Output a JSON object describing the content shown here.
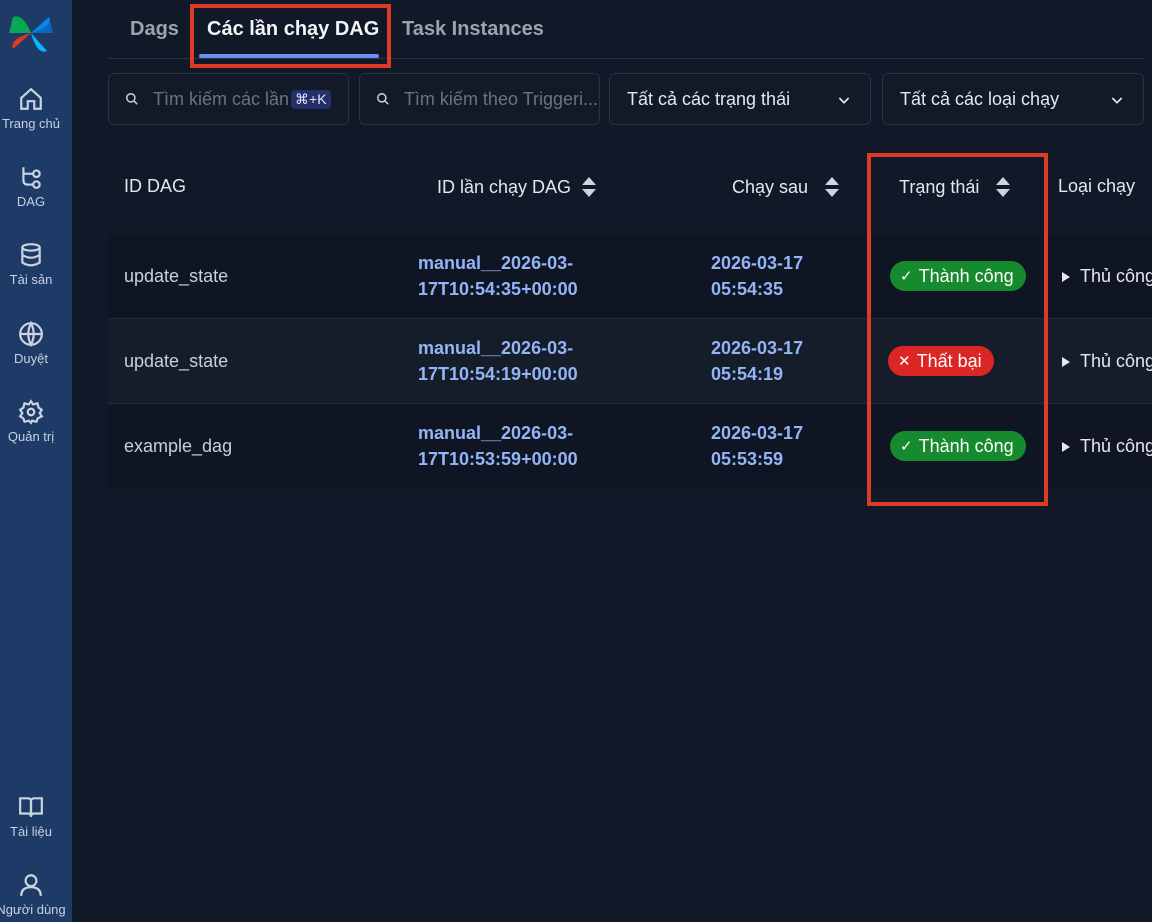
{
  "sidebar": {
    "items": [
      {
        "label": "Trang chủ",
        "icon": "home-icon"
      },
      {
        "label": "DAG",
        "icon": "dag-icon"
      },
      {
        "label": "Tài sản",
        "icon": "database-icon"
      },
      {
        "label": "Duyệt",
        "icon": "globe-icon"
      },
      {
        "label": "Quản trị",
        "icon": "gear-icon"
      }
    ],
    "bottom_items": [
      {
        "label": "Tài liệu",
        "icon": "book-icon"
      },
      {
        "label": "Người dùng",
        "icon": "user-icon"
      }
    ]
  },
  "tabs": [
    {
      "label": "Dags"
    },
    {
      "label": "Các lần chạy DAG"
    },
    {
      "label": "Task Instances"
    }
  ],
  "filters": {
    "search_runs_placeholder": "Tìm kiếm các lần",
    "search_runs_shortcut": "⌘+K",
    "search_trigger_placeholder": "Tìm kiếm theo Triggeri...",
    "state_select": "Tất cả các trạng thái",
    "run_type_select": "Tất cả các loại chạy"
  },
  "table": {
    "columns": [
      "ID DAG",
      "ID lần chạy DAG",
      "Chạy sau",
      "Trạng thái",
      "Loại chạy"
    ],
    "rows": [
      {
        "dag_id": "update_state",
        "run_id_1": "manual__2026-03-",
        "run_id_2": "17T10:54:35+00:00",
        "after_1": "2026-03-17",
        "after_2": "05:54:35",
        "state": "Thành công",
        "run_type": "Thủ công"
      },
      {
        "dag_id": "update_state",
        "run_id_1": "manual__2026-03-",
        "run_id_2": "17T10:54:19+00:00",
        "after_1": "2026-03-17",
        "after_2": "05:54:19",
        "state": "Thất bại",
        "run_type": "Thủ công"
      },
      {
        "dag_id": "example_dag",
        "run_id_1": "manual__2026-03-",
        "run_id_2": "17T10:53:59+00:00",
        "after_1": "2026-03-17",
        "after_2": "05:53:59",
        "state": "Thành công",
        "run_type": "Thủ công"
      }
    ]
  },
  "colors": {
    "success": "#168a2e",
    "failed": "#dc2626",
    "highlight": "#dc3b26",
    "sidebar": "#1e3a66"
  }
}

==

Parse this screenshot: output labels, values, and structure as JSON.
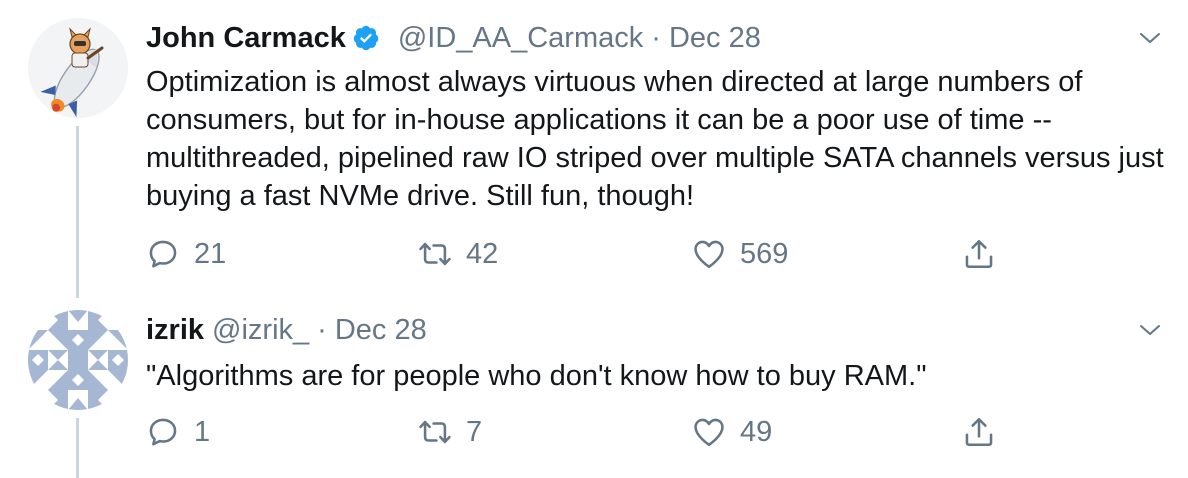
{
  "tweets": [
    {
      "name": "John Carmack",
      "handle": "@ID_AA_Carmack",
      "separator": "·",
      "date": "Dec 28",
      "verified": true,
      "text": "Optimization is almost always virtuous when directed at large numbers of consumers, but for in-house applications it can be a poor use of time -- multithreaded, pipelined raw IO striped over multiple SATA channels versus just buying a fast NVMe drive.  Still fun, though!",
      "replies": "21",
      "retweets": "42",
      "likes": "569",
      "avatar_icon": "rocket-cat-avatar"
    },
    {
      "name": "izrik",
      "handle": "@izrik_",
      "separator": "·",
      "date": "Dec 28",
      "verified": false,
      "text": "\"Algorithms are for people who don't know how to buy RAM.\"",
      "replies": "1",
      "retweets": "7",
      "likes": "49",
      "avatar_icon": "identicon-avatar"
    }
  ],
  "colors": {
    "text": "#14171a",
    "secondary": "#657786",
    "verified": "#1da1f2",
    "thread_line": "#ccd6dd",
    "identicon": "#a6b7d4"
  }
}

--

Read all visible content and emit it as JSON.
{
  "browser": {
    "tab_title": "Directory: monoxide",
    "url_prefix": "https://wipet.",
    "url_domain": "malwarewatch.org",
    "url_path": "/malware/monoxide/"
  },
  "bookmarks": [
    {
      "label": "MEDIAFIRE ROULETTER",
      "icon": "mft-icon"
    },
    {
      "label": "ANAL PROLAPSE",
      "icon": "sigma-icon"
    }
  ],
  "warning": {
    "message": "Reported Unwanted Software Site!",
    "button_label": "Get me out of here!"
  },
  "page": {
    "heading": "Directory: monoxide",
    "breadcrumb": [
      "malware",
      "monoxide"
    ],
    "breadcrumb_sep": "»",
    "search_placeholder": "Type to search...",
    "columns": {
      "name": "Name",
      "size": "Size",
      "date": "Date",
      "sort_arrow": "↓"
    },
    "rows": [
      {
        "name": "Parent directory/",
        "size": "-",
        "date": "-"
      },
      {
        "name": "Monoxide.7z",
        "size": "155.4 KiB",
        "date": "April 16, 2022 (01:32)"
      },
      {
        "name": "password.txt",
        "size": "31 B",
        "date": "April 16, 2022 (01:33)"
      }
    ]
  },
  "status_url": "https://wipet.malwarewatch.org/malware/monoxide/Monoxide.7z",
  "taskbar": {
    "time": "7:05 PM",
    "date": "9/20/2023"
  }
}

**Exercise description:** Extract every line from the records above that contains the word "time".

**Written answer:**
      "text": "Optimization is almost always virtuous when directed at large numbers of consumers, but for in-house applications it can be a poor use of time -- multithreaded, pipelined raw IO striped over multiple SATA channels versus just buying a fast NVMe drive.  Still fun, though!",
    "time": "7:05 PM",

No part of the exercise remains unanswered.